- _The exercise_: Find the number of lines in these records where the word "Tiempo" appears. Reply with that number and nothing more.

════════

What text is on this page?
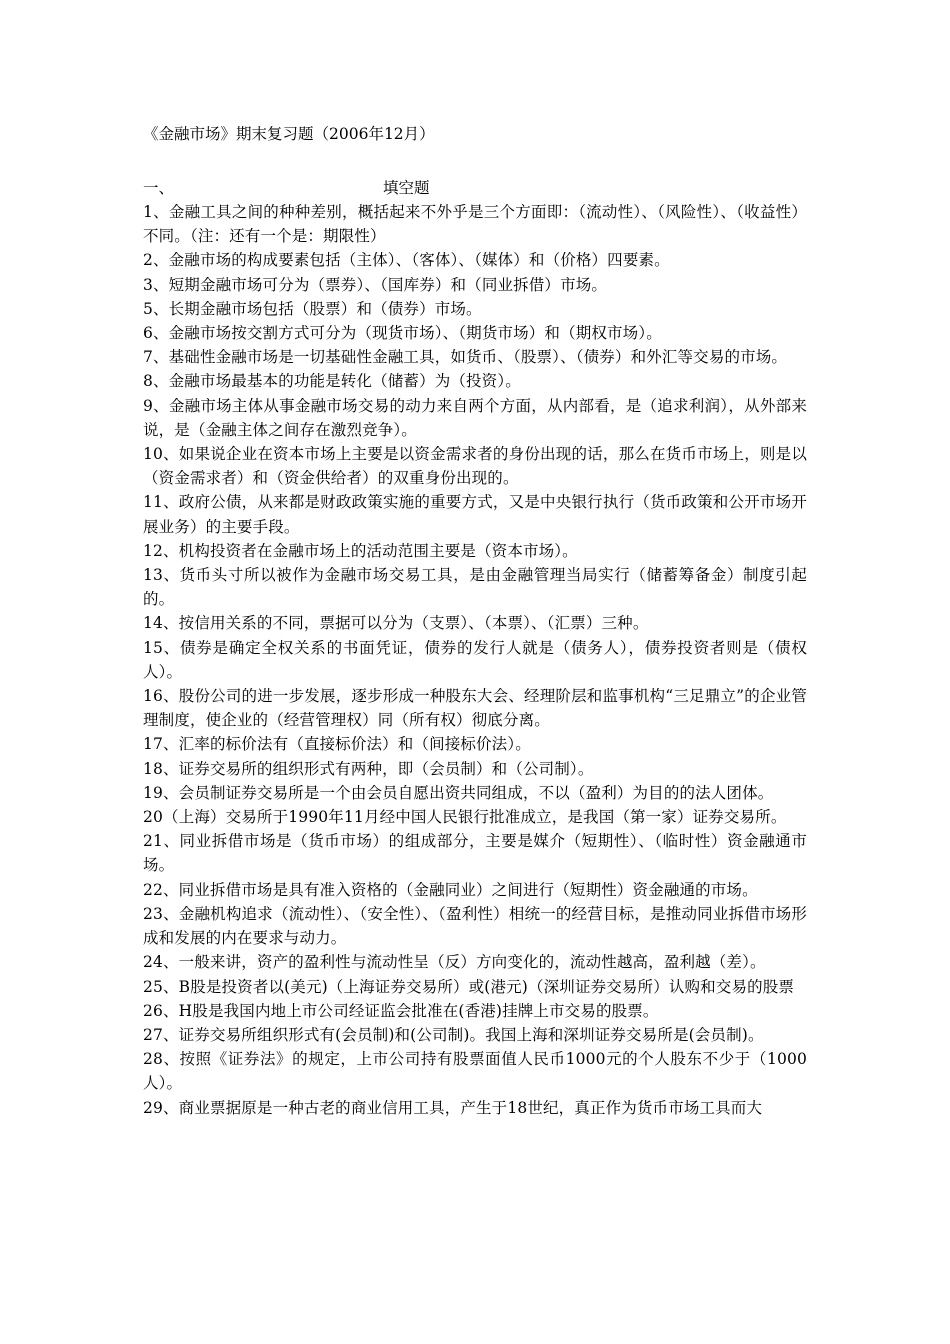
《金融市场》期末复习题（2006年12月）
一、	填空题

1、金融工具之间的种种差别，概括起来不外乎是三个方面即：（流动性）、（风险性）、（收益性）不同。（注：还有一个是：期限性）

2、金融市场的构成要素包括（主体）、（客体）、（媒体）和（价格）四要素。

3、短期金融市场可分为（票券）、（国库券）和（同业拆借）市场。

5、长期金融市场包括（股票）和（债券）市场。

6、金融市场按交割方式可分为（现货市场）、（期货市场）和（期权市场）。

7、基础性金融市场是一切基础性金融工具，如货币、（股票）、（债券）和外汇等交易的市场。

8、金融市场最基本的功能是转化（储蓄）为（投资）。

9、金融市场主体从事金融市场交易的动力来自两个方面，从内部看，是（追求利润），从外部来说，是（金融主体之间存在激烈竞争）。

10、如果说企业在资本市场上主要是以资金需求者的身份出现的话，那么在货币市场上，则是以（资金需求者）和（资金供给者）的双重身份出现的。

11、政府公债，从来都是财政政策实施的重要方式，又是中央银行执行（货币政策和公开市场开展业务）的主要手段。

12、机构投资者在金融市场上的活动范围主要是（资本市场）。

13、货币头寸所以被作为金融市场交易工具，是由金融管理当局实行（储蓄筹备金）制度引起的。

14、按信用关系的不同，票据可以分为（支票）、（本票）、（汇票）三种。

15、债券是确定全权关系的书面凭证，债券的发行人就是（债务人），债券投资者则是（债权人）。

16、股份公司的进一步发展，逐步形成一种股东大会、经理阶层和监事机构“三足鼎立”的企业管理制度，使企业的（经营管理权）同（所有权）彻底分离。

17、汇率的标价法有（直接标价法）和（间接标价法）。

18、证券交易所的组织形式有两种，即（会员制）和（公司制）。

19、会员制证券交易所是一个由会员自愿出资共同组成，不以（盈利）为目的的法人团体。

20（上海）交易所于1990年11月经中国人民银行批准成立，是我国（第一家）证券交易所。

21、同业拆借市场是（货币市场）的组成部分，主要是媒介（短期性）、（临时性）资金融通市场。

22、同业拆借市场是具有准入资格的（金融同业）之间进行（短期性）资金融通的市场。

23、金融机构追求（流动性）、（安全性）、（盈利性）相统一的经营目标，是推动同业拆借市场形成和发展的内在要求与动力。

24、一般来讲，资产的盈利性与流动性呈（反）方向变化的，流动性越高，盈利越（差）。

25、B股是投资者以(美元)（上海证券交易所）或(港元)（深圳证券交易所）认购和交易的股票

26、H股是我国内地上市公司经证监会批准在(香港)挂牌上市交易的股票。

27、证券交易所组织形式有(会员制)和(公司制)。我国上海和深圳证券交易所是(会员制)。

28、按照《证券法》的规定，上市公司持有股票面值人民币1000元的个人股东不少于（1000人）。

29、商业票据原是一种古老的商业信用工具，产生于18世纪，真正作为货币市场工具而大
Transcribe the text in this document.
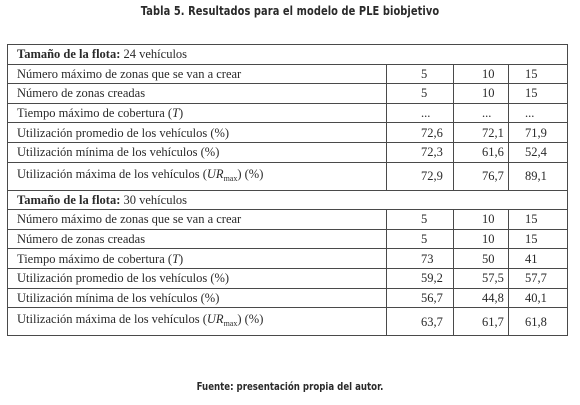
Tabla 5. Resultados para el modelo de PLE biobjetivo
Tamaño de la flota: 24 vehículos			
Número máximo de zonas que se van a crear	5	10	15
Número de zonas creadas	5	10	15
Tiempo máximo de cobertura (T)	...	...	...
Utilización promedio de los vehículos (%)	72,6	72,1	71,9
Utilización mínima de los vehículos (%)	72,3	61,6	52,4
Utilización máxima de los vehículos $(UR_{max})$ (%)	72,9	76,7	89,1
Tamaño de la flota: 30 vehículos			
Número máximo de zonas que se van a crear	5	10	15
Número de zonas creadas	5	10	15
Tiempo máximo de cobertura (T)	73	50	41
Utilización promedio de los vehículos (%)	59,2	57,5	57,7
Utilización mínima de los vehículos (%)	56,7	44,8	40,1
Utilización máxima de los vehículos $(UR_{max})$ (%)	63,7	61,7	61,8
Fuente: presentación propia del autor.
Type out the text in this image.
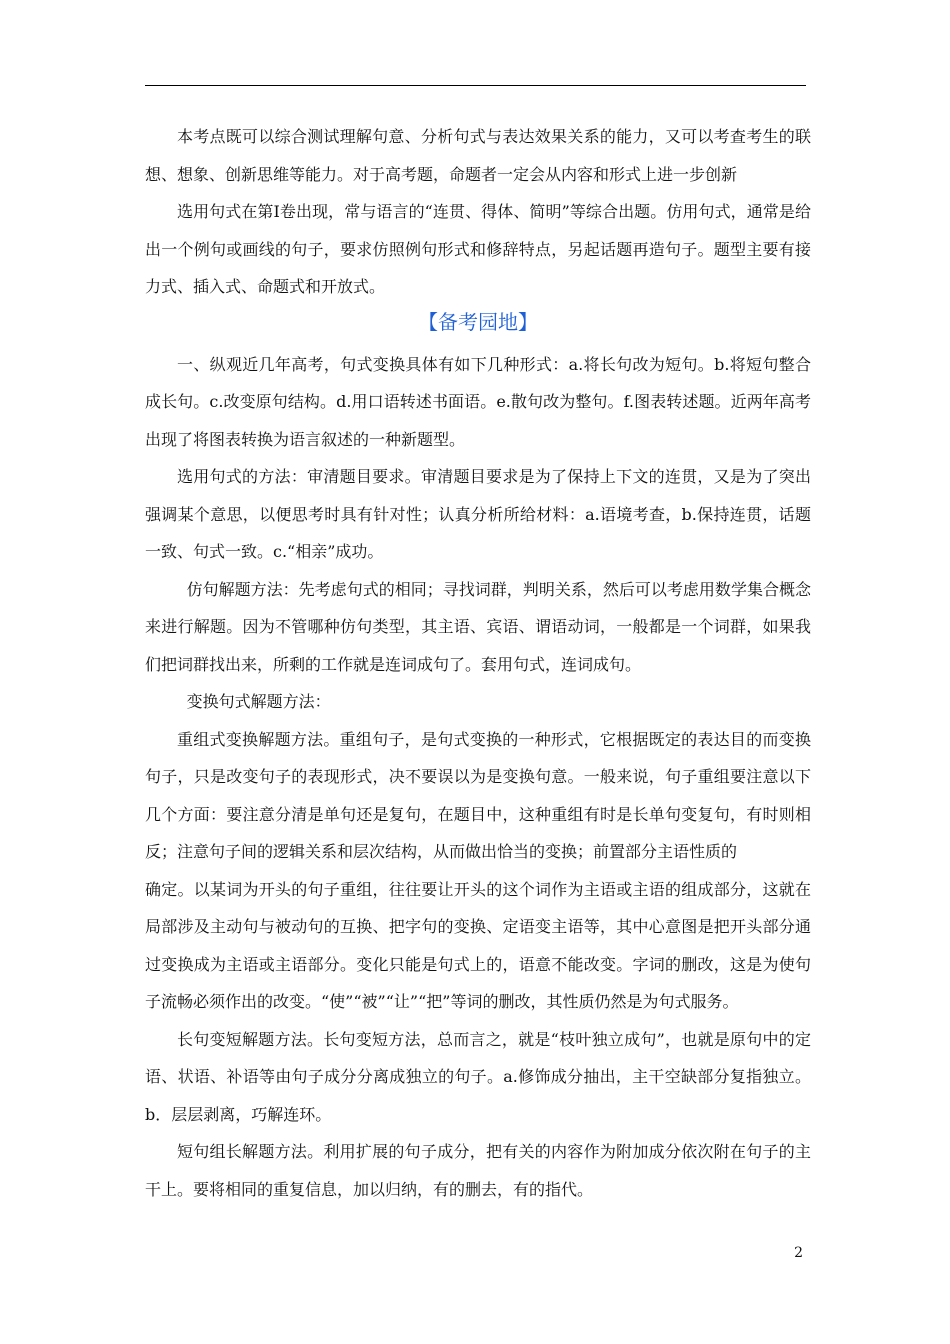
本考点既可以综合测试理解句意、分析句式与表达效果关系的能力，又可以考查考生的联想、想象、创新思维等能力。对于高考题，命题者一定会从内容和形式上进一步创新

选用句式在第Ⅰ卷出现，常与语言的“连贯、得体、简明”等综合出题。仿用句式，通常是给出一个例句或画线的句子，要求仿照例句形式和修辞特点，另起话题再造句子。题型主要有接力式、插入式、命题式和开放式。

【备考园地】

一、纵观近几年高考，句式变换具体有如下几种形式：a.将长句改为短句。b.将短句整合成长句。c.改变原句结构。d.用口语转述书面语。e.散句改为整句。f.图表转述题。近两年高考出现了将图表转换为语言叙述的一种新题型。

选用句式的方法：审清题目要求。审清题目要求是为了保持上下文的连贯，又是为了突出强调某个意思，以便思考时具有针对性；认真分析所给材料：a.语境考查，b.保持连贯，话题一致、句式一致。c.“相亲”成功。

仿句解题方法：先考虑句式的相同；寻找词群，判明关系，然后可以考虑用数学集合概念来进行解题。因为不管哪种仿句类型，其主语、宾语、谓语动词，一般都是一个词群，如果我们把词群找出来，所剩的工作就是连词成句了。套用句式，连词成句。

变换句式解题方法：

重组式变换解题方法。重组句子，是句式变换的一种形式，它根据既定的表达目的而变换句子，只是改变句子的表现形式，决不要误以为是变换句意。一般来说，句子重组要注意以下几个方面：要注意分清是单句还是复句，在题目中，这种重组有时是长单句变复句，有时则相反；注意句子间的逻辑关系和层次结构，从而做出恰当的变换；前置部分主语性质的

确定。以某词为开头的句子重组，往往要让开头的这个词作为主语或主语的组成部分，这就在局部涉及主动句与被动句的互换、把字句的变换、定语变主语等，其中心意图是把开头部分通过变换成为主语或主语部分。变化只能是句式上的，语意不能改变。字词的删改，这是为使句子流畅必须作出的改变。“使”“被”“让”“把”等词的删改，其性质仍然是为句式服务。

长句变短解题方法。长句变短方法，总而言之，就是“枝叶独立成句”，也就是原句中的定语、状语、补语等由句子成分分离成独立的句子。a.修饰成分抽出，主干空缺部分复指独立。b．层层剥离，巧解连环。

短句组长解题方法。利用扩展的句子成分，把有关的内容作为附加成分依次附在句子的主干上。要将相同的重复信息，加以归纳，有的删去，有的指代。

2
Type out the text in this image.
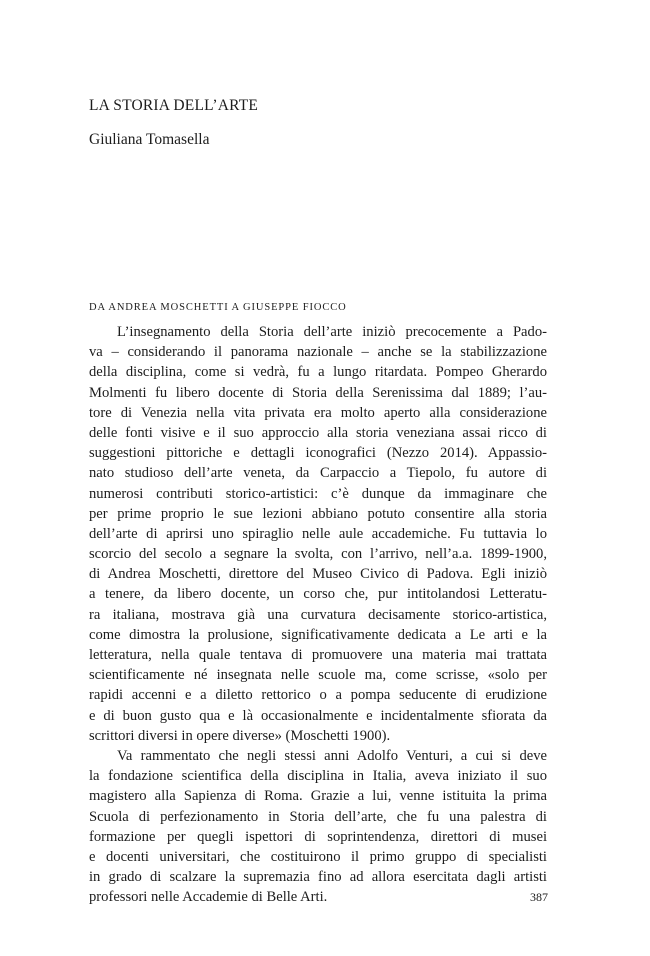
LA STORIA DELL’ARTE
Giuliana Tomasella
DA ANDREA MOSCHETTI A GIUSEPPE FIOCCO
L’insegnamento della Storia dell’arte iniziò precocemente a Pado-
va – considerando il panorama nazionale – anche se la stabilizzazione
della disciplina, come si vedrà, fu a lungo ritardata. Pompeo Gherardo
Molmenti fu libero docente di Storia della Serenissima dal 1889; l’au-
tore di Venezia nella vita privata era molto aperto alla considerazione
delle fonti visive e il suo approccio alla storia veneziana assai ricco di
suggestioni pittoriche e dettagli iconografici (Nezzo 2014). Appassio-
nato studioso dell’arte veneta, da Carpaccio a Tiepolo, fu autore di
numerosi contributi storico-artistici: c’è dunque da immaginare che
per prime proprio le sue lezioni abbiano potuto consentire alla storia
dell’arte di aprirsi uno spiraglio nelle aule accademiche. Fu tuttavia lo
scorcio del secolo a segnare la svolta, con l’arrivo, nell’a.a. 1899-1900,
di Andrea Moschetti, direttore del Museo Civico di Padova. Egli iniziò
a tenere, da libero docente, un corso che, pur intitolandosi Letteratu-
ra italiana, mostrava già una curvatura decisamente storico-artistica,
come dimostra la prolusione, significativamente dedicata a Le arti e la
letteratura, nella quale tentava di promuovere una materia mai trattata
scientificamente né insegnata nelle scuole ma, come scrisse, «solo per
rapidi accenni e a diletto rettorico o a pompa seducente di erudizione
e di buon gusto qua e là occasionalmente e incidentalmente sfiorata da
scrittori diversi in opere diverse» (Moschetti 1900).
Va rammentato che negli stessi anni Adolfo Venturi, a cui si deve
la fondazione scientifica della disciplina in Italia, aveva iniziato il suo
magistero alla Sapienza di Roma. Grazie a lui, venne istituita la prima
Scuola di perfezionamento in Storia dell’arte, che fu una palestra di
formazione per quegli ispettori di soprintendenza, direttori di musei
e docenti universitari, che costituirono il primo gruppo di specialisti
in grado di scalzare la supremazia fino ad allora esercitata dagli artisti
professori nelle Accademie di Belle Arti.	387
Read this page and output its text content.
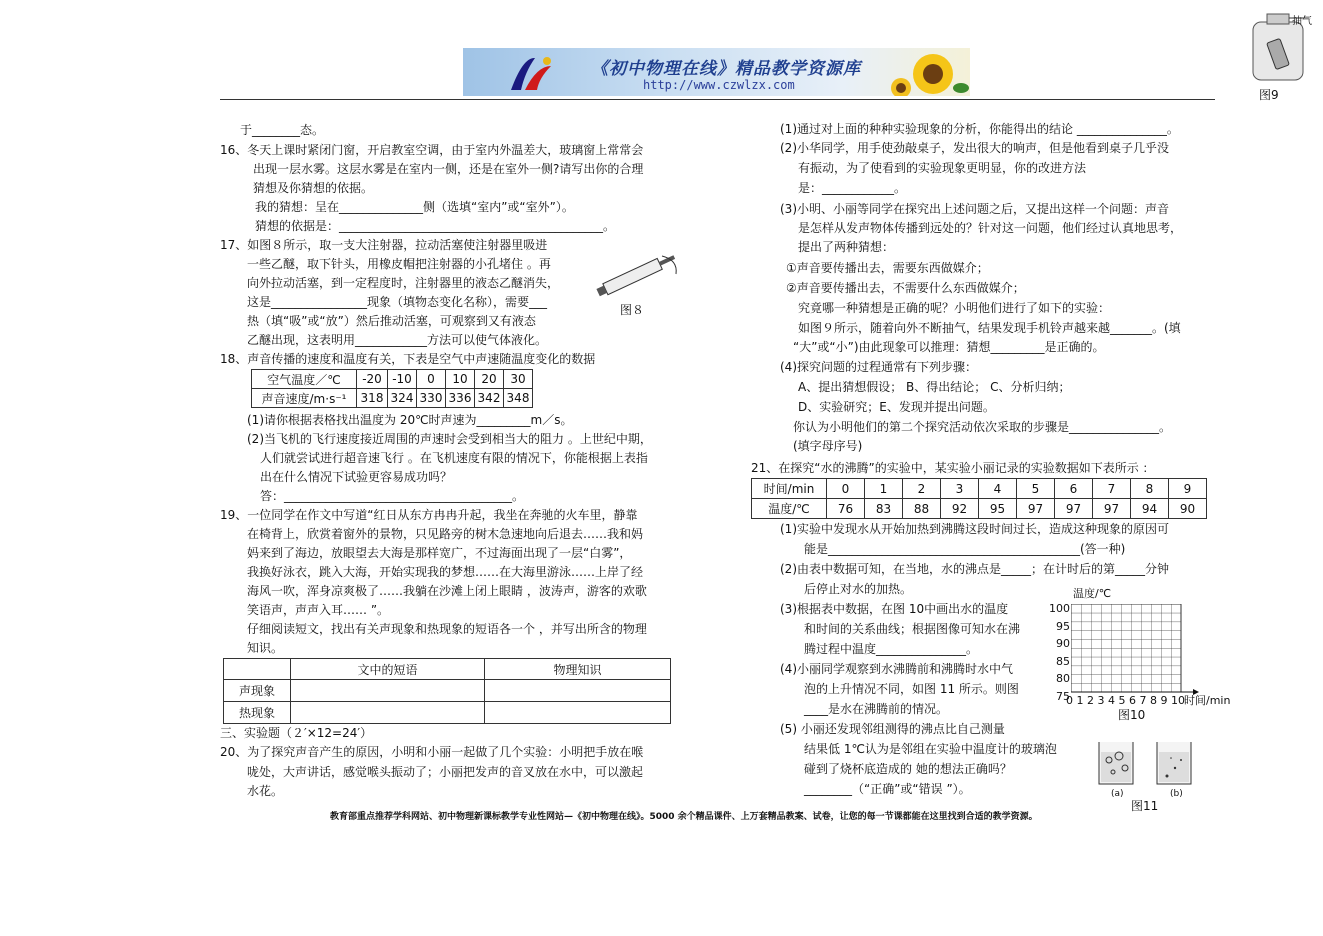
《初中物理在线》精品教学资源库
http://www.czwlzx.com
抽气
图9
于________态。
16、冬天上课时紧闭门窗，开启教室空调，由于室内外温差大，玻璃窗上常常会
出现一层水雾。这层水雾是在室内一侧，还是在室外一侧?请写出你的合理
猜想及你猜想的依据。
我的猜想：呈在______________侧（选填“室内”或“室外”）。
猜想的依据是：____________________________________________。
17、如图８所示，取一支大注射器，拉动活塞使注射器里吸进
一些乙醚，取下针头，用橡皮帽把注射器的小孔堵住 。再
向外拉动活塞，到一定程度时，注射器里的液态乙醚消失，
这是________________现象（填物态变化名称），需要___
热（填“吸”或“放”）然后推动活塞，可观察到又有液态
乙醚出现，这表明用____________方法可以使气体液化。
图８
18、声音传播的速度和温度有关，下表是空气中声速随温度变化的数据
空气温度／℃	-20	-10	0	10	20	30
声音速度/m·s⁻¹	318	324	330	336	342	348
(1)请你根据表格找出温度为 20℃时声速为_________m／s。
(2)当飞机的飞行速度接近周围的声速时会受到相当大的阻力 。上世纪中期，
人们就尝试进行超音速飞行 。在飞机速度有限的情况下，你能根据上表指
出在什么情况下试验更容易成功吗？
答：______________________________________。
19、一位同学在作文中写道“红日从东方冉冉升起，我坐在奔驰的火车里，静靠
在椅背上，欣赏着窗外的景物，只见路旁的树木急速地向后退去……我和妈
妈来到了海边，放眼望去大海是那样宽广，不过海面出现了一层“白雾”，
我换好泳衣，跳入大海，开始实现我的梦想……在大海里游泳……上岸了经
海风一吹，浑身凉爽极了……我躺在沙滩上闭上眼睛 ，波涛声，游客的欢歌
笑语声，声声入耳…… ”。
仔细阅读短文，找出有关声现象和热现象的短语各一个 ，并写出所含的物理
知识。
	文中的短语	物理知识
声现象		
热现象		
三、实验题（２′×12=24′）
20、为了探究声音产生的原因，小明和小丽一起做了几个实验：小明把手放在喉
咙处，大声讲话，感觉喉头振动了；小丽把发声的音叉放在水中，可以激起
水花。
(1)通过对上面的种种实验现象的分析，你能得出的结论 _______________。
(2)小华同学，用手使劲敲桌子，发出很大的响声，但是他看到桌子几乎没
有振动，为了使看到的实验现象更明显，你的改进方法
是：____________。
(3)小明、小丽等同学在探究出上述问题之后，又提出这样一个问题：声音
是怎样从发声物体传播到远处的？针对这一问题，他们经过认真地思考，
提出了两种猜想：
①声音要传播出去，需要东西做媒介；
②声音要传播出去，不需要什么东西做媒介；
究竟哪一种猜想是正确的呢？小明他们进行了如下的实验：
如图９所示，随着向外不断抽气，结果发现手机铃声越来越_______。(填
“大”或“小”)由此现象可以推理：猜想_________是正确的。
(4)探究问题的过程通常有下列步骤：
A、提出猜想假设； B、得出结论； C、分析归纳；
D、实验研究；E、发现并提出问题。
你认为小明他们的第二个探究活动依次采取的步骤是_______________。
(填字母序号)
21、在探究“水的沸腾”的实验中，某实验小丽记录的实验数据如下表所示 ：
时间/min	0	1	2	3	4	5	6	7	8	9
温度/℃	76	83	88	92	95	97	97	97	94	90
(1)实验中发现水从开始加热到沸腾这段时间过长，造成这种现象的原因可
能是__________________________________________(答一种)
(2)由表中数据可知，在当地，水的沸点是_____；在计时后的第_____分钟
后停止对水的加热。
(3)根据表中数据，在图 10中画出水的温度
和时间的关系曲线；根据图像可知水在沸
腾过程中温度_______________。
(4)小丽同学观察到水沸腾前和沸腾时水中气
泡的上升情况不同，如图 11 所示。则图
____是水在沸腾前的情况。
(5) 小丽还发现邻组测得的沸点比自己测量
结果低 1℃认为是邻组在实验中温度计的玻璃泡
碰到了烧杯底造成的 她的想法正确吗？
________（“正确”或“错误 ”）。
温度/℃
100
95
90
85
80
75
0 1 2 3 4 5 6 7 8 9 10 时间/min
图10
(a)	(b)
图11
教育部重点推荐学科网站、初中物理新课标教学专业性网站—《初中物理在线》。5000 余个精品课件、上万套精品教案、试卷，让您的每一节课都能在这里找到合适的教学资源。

════════

- _Right answer_: 2